**WHAT THIS TASK INVOLVES**
In the entries below, count the lines holding "dashed". Reply with the number only.

━━━ RECORDED DATA

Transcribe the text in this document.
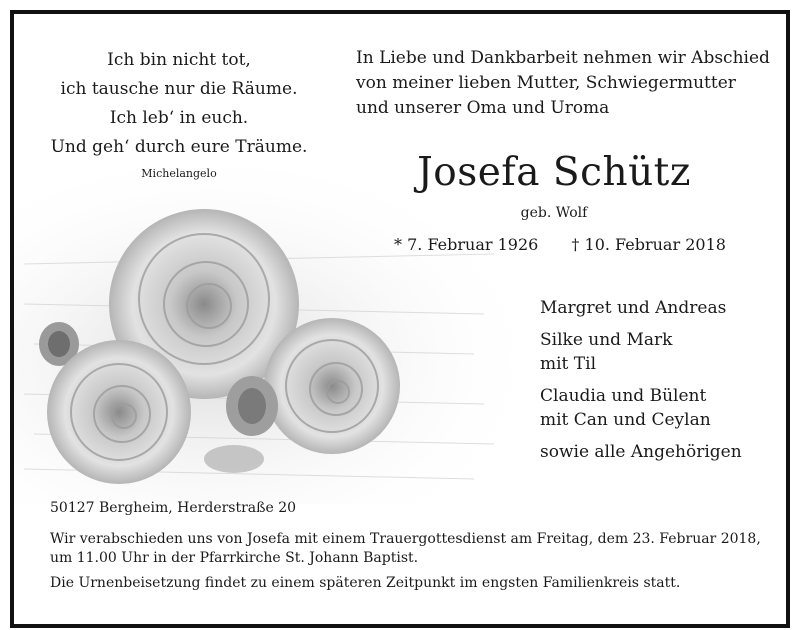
Ich bin nicht tot,
ich tausche nur die Räume.
Ich leb‘ in euch.
Und geh‘ durch eure Träume.
Michelangelo
In Liebe und Dankbarbeit nehmen wir Abschied
von meiner lieben Mutter, Schwiegermutter
und unserer Oma und Uroma
Josefa Schütz
geb. Wolf
* 7. Februar 1926 † 10. Februar 2018
Margret und Andreas
Silke und Mark
mit Til
Claudia und Bülent
mit Can und Ceylan
sowie alle Angehörigen
50127 Bergheim, Herderstraße 20
Wir verabschieden uns von Josefa mit einem Trauergottesdienst am Freitag, dem 23. Februar 2018,
um 11.00 Uhr in der Pfarrkirche St. Johann Baptist.
Die Urnenbeisetzung findet zu einem späteren Zeitpunkt im engsten Familienkreis statt.
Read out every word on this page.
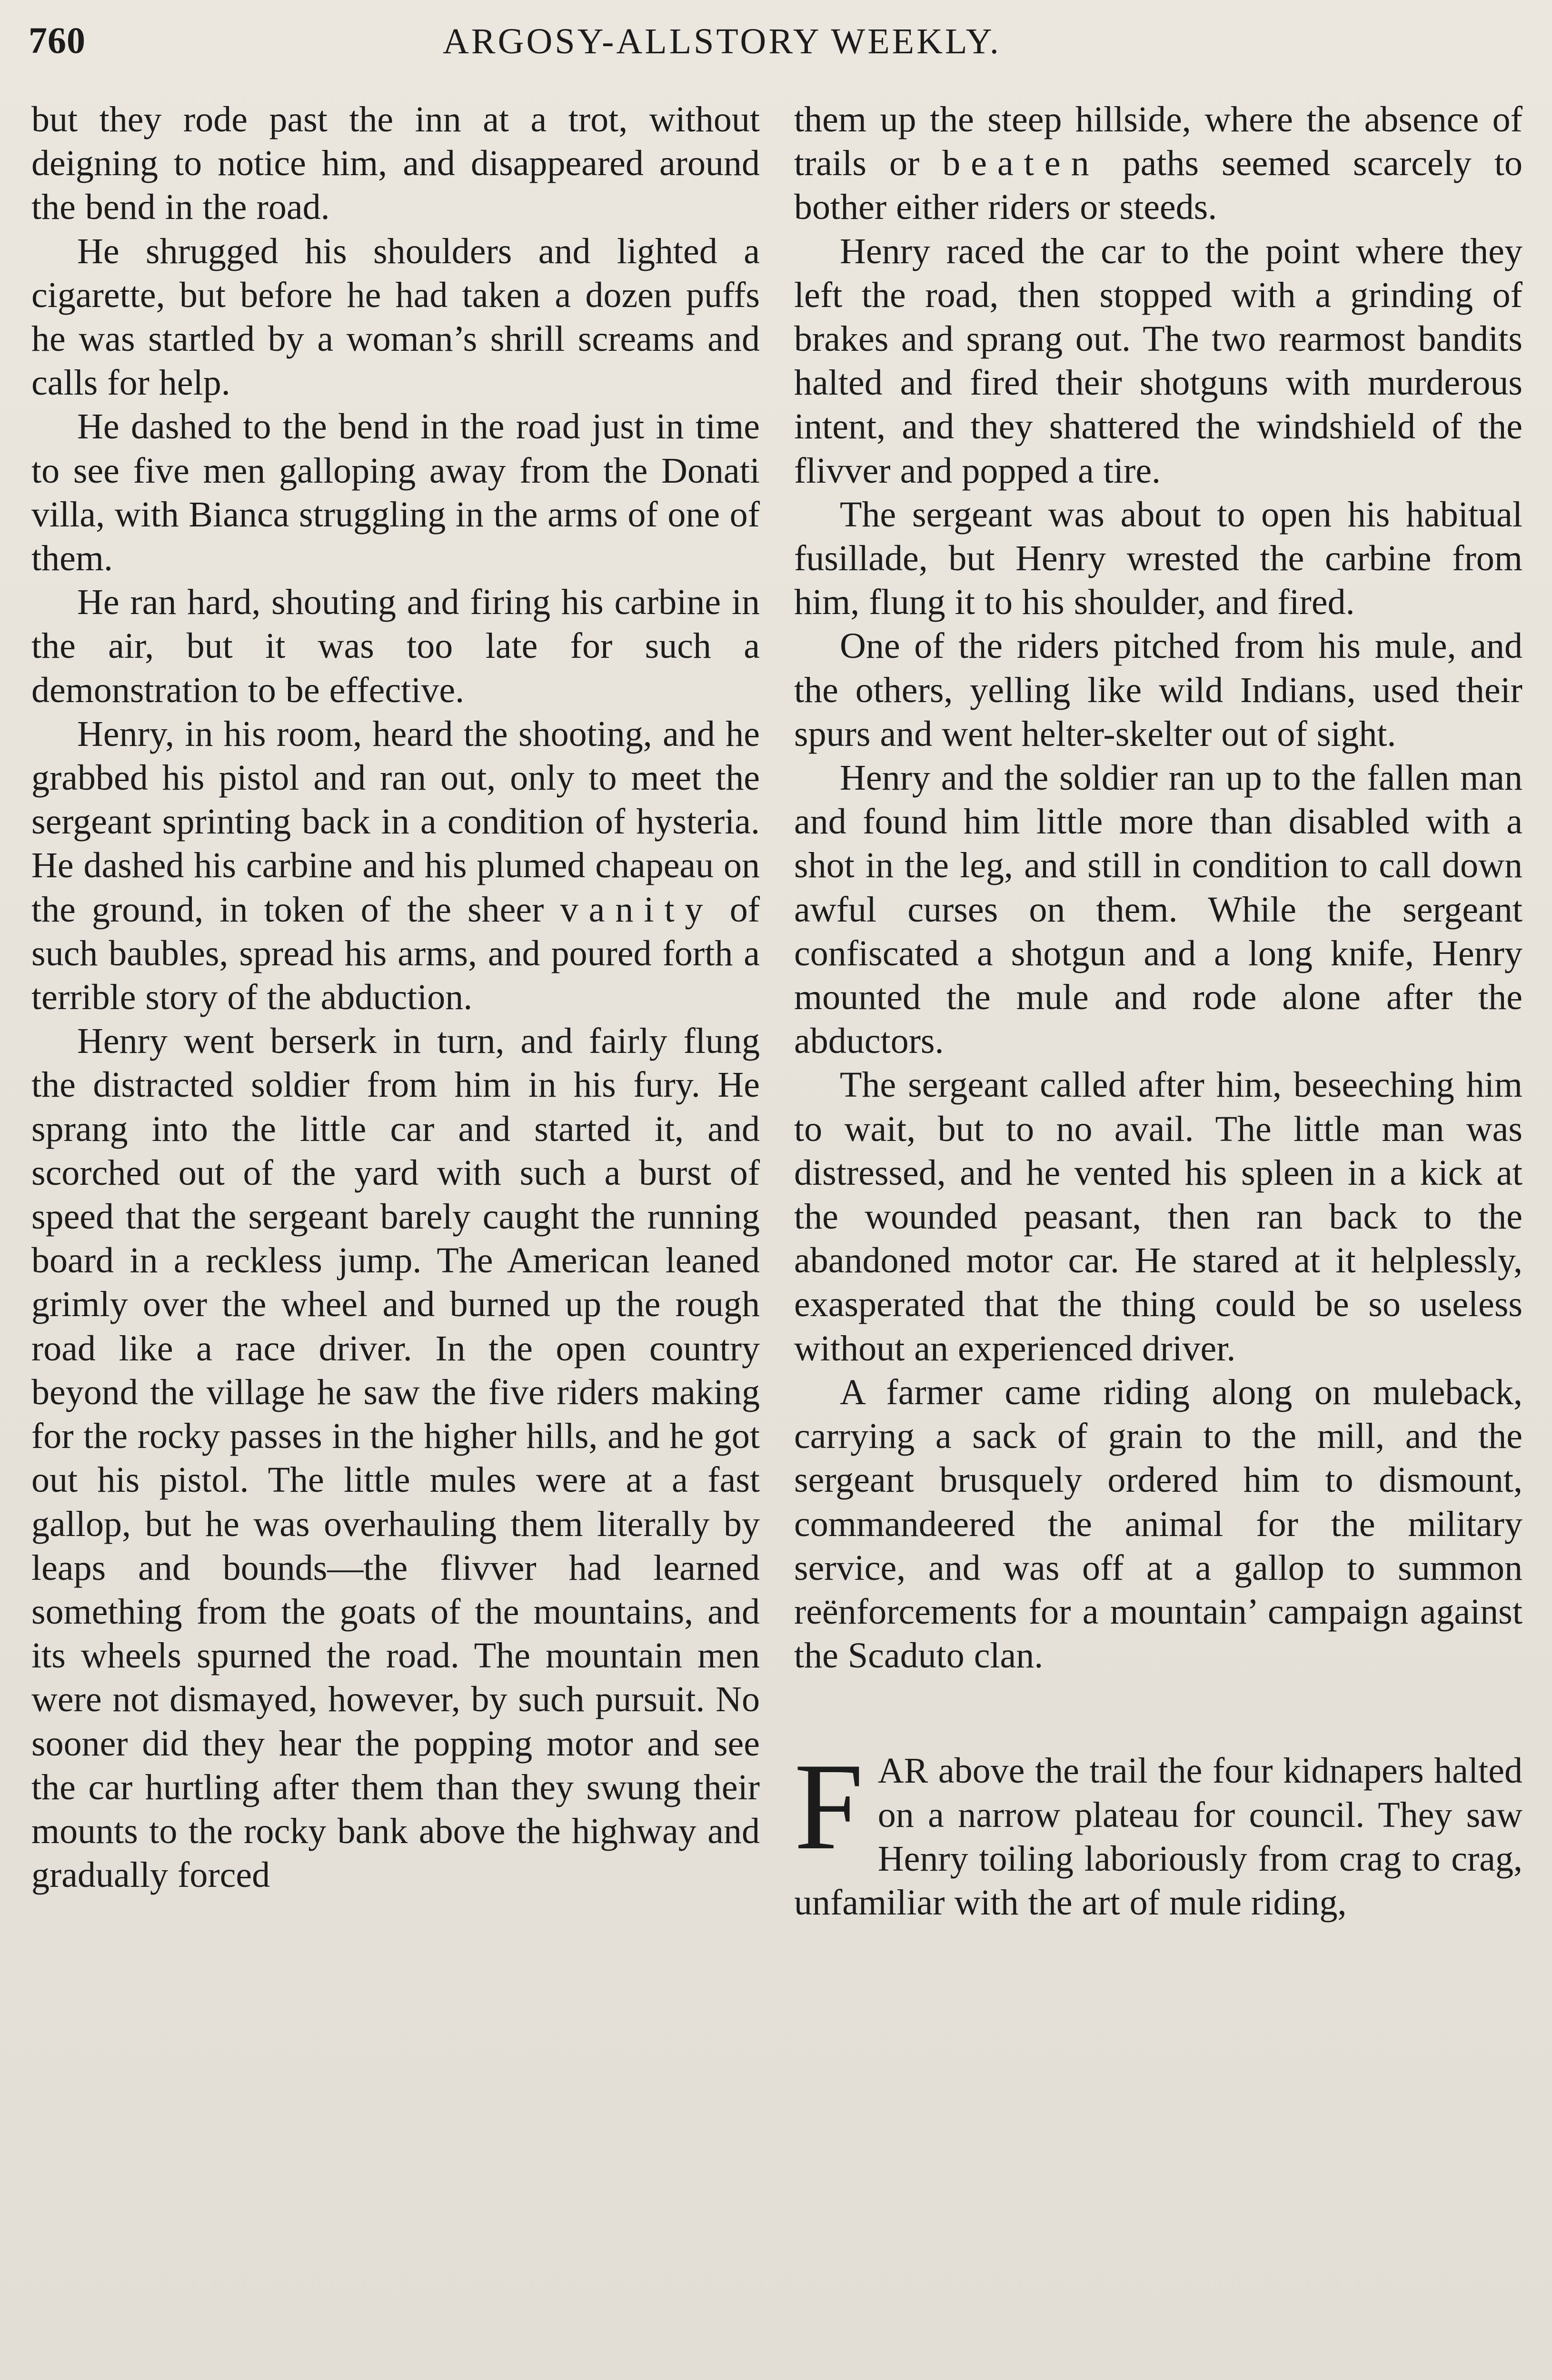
760	ARGOSY-ALLSTORY WEEKLY.

but they rode past the inn at a trot, without deigning to notice him, and disappeared around the bend in the road.

He shrugged his shoulders and lighted a cigarette, but before he had taken a dozen puffs he was startled by a woman’s shrill screams and calls for help.

He dashed to the bend in the road just in time to see five men galloping away from the Donati villa, with Bianca struggling in the arms of one of them.

He ran hard, shouting and firing his carbine in the air, but it was too late for such a demonstration to be effective.

Henry, in his room, heard the shooting, and he grabbed his pistol and ran out, only to meet the sergeant sprinting back in a condition of hysteria. He dashed his carbine and his plumed chapeau on the ground, in token of the sheer vanity of such baubles, spread his arms, and poured forth a terrible story of the abduction.

Henry went berserk in turn, and fairly flung the distracted soldier from him in his fury. He sprang into the little car and started it, and scorched out of the yard with such a burst of speed that the sergeant barely caught the running board in a reckless jump. The American leaned grimly over the wheel and burned up the rough road like a race driver. In the open country beyond the village he saw the five riders making for the rocky passes in the higher hills, and he got out his pistol. The little mules were at a fast gallop, but he was overhauling them literally by leaps and bounds—the flivver had learned something from the goats of the mountains, and its wheels spurned the road. The mountain men were not dismayed, however, by such pursuit. No sooner did they hear the popping motor and see the car hurtling after them than they swung their mounts to the rocky bank above the highway and gradually forced

them up the steep hillside, where the absence of trails or beaten paths seemed scarcely to bother either riders or steeds.

Henry raced the car to the point where they left the road, then stopped with a grinding of brakes and sprang out. The two rearmost bandits halted and fired their shotguns with murderous intent, and they shattered the windshield of the flivver and popped a tire.

The sergeant was about to open his habitual fusillade, but Henry wrested the carbine from him, flung it to his shoulder, and fired.

One of the riders pitched from his mule, and the others, yelling like wild Indians, used their spurs and went helter-skelter out of sight.

Henry and the soldier ran up to the fallen man and found him little more than disabled with a shot in the leg, and still in condition to call down awful curses on them. While the sergeant confiscated a shotgun and a long knife, Henry mounted the mule and rode alone after the abductors.

The sergeant called after him, beseeching him to wait, but to no avail. The little man was distressed, and he vented his spleen in a kick at the wounded peasant, then ran back to the abandoned motor car. He stared at it helplessly, exasperated that the thing could be so useless without an experienced driver.

A farmer came riding along on muleback, carrying a sack of grain to the mill, and the sergeant brusquely ordered him to dismount, commandeered the animal for the military service, and was off at a gallop to summon reënforcements for a mountain’ campaign against the Scaduto clan.

FAR above the trail the four kidnapers halted on a narrow plateau for council. They saw Henry toiling laboriously from crag to crag, unfamiliar with the art of mule riding,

━━━━━━

**REPLY**
2